## Exercise aim
Only the pictures stay out; every record is to be quoted exactly.

## Records for this task
▽

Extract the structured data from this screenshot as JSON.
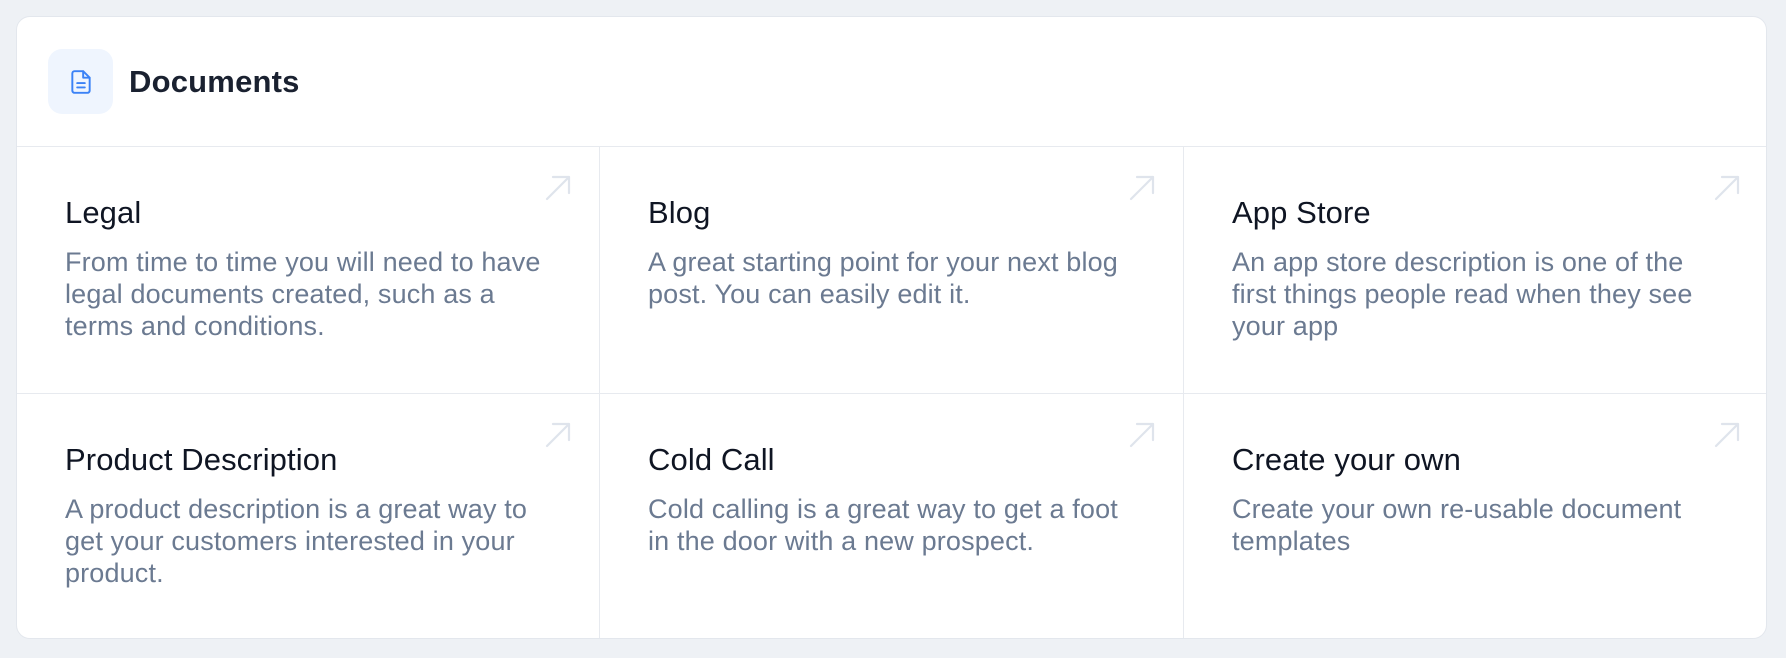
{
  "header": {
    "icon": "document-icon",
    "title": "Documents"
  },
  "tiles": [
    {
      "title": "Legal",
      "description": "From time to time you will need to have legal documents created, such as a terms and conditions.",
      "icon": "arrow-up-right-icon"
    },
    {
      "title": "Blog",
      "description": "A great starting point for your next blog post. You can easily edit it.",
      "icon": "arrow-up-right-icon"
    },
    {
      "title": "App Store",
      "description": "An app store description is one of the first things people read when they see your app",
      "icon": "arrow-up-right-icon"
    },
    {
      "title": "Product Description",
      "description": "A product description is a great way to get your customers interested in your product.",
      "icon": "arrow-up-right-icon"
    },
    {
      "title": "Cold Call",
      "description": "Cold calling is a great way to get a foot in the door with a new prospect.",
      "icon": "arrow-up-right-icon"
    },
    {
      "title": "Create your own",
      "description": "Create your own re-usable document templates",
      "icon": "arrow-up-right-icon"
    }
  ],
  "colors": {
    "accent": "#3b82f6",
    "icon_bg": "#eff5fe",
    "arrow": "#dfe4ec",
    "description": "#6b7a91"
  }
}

△

## Exercise answer
Extract the structured data from this screenshot as JSON.
{
  "header": {
    "icon": "document-icon",
    "title": "Documents"
  },
  "tiles": [
    {
      "title": "Legal",
      "description": "From time to time you will need to have legal documents created, such as a terms and conditions.",
      "icon": "arrow-up-right-icon"
    },
    {
      "title": "Blog",
      "description": "A great starting point for your next blog post. You can easily edit it.",
      "icon": "arrow-up-right-icon"
    },
    {
      "title": "App Store",
      "description": "An app store description is one of the first things people read when they see your app",
      "icon": "arrow-up-right-icon"
    },
    {
      "title": "Product Description",
      "description": "A product description is a great way to get your customers interested in your product.",
      "icon": "arrow-up-right-icon"
    },
    {
      "title": "Cold Call",
      "description": "Cold calling is a great way to get a foot in the door with a new prospect.",
      "icon": "arrow-up-right-icon"
    },
    {
      "title": "Create your own",
      "description": "Create your own re-usable document templates",
      "icon": "arrow-up-right-icon"
    }
  ],
  "colors": {
    "accent": "#3b82f6",
    "icon_bg": "#eff5fe",
    "arrow": "#dfe4ec",
    "description": "#6b7a91"
  }
}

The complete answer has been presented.